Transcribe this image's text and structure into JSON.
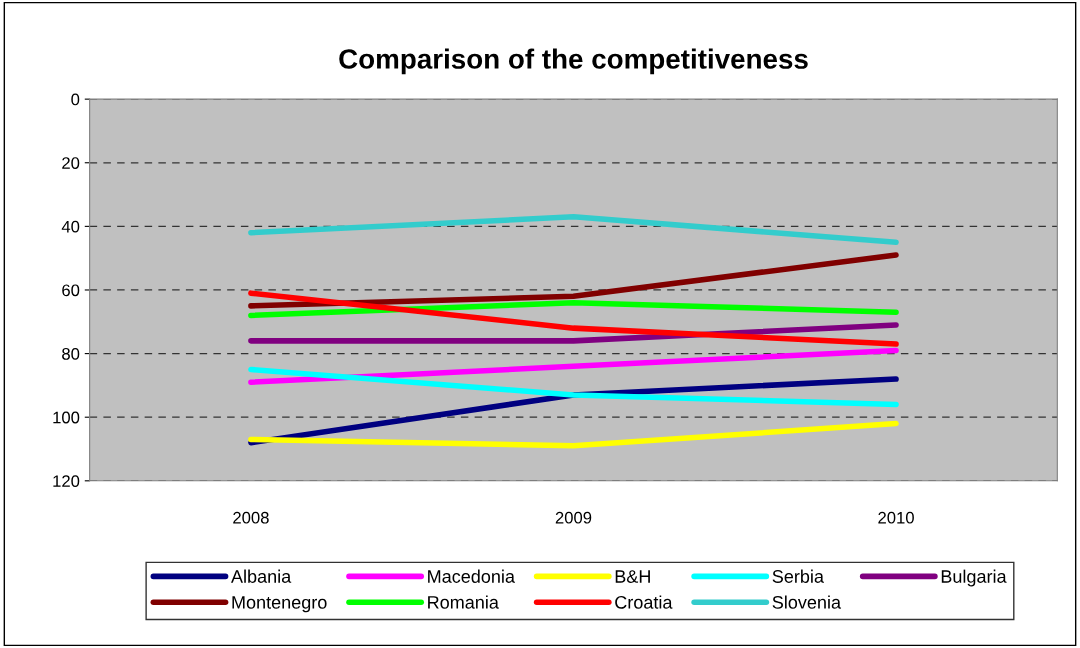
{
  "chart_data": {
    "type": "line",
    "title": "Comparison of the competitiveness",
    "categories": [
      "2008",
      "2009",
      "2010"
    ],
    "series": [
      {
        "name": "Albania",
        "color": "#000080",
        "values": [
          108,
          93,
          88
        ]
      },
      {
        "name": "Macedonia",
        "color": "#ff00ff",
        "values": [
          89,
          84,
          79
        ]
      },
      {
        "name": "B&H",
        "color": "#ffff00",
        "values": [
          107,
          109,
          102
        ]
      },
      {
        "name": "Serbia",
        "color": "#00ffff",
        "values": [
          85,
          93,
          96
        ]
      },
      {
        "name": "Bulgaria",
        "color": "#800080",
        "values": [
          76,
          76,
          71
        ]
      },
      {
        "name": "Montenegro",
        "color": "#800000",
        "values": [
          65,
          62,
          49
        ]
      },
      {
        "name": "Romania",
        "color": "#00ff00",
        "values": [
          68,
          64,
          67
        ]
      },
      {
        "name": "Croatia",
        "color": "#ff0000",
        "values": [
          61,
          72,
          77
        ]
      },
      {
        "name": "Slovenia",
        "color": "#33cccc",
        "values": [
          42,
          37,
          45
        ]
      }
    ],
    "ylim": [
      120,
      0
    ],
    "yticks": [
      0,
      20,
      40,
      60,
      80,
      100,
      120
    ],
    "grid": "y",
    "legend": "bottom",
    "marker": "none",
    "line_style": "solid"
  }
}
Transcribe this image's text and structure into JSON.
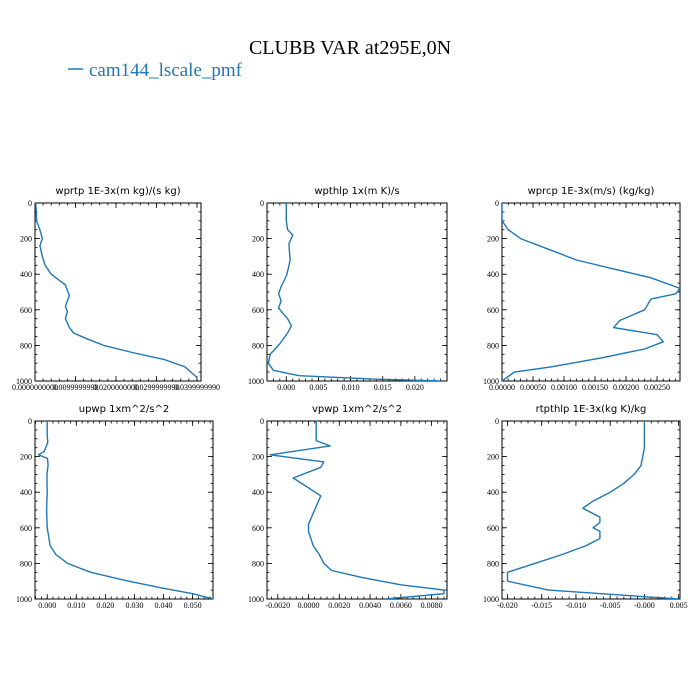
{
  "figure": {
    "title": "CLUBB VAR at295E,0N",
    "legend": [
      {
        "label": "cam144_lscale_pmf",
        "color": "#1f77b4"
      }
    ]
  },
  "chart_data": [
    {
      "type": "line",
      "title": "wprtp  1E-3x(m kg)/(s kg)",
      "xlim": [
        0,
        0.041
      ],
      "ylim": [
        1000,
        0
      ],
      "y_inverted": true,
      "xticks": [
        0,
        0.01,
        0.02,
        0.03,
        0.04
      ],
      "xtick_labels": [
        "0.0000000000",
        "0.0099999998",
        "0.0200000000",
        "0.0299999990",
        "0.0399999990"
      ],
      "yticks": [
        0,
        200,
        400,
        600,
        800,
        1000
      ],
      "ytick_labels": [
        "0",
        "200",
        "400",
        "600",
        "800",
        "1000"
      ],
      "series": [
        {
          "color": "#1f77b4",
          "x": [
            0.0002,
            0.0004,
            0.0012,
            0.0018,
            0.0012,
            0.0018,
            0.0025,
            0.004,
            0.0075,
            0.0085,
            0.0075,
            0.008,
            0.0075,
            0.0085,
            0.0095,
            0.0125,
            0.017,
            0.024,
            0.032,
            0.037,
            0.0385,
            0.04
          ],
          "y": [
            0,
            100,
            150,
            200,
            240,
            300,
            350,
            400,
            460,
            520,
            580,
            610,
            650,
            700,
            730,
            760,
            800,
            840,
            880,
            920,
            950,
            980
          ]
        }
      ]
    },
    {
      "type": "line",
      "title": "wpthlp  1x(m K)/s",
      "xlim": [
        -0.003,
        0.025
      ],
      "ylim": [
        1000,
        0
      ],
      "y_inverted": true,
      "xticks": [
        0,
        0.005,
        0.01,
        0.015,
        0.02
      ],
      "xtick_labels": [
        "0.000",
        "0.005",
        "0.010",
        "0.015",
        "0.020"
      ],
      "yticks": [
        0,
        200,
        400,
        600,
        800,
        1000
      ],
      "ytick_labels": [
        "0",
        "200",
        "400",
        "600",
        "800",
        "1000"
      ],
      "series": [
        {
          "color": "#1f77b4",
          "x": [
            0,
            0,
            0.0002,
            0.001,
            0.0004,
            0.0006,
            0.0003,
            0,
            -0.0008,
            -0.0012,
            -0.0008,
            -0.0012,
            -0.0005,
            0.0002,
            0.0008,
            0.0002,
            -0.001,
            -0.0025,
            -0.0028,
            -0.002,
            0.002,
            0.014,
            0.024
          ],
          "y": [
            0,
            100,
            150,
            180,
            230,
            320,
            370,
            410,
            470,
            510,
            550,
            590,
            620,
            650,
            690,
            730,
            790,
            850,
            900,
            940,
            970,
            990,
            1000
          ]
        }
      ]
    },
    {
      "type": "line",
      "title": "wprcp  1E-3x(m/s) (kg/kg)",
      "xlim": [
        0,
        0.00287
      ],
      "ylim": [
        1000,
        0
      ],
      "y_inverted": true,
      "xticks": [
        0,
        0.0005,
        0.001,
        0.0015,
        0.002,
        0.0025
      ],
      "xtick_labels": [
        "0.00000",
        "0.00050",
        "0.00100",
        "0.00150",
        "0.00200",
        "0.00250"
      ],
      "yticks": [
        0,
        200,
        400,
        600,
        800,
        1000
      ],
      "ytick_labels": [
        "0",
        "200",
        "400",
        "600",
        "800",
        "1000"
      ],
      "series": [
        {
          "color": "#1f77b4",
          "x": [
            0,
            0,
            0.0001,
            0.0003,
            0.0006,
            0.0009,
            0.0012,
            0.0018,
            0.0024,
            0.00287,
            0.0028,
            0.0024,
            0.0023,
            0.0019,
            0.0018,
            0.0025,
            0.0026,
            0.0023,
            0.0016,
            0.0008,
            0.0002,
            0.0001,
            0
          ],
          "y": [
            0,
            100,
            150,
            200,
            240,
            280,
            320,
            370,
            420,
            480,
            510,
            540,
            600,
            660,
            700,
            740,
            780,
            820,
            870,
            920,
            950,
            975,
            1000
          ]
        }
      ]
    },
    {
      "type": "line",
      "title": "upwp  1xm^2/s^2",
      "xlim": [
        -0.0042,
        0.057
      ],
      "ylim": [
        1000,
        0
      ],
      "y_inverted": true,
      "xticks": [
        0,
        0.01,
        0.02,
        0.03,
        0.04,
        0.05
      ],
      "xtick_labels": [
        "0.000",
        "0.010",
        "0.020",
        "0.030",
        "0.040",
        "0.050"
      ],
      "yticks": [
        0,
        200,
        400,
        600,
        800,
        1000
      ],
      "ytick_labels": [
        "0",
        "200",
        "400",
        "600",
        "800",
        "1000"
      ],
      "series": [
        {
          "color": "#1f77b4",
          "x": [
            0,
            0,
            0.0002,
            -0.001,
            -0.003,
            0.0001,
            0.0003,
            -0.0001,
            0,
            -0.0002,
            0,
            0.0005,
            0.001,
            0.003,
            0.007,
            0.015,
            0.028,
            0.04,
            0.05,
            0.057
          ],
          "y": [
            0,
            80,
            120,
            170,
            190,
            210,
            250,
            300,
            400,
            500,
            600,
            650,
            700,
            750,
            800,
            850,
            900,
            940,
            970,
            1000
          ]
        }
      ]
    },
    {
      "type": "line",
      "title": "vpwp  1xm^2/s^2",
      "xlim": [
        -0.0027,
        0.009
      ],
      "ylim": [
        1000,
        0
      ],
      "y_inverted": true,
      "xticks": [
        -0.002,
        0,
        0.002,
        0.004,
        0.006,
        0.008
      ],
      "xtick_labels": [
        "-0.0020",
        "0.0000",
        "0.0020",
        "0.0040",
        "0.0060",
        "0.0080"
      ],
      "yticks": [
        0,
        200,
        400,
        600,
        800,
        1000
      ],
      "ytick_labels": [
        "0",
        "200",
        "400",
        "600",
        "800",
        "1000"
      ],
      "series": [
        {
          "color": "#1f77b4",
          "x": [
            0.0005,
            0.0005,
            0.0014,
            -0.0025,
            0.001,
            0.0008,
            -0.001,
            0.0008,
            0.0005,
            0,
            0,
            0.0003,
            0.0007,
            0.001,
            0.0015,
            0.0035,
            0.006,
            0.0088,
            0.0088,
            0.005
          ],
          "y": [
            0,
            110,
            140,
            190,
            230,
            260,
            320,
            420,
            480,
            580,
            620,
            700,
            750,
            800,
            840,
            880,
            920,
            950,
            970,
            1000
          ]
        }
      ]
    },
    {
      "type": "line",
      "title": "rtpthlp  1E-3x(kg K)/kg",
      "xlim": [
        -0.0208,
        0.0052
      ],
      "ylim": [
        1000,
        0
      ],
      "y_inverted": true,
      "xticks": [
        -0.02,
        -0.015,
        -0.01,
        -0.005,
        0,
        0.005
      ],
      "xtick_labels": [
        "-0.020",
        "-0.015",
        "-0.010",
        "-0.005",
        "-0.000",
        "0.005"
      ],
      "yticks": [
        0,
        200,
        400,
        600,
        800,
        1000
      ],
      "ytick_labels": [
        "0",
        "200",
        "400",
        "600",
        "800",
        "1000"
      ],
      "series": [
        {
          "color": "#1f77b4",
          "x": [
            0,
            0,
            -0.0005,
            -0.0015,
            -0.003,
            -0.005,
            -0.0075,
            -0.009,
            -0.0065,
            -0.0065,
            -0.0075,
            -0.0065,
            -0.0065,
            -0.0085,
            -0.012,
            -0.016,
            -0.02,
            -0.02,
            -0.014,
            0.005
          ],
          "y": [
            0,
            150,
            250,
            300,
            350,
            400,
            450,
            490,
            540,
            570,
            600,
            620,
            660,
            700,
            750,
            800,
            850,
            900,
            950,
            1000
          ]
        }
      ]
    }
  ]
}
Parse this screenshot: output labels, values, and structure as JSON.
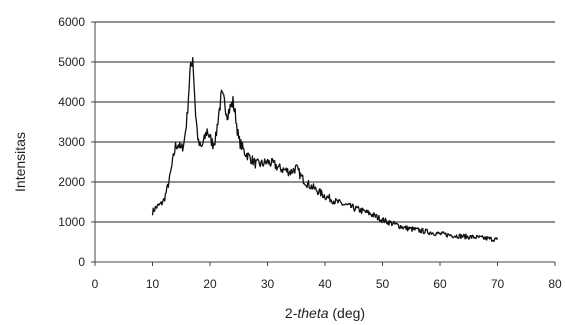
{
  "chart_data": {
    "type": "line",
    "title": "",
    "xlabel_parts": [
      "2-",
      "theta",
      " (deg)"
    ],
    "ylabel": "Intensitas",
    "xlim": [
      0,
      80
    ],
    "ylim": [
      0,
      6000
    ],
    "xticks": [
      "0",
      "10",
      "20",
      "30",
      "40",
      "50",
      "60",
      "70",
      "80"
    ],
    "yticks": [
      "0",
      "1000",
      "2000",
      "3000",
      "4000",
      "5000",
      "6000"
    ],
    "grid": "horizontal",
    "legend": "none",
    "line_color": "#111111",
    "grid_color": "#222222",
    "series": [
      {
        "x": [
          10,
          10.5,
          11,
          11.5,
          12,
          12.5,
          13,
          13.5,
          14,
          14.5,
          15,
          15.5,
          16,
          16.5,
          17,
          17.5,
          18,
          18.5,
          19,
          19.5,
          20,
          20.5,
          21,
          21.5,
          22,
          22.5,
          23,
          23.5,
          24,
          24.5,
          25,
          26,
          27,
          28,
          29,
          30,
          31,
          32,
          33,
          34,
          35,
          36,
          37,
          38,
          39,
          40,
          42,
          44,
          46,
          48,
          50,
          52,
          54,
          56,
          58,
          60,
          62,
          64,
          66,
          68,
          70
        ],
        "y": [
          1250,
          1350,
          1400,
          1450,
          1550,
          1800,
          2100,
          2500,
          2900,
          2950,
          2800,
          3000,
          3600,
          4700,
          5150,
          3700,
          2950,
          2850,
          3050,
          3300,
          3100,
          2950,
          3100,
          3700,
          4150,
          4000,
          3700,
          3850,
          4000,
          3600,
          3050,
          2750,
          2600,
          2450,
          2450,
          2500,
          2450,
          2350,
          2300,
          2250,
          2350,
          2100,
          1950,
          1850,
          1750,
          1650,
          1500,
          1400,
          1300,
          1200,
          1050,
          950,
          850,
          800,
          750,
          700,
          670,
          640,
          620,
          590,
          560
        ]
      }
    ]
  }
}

────────────────────────────────────────

> What is expected:
Count each line with "name" in it and report that figure by itself.

> Response to this task:
9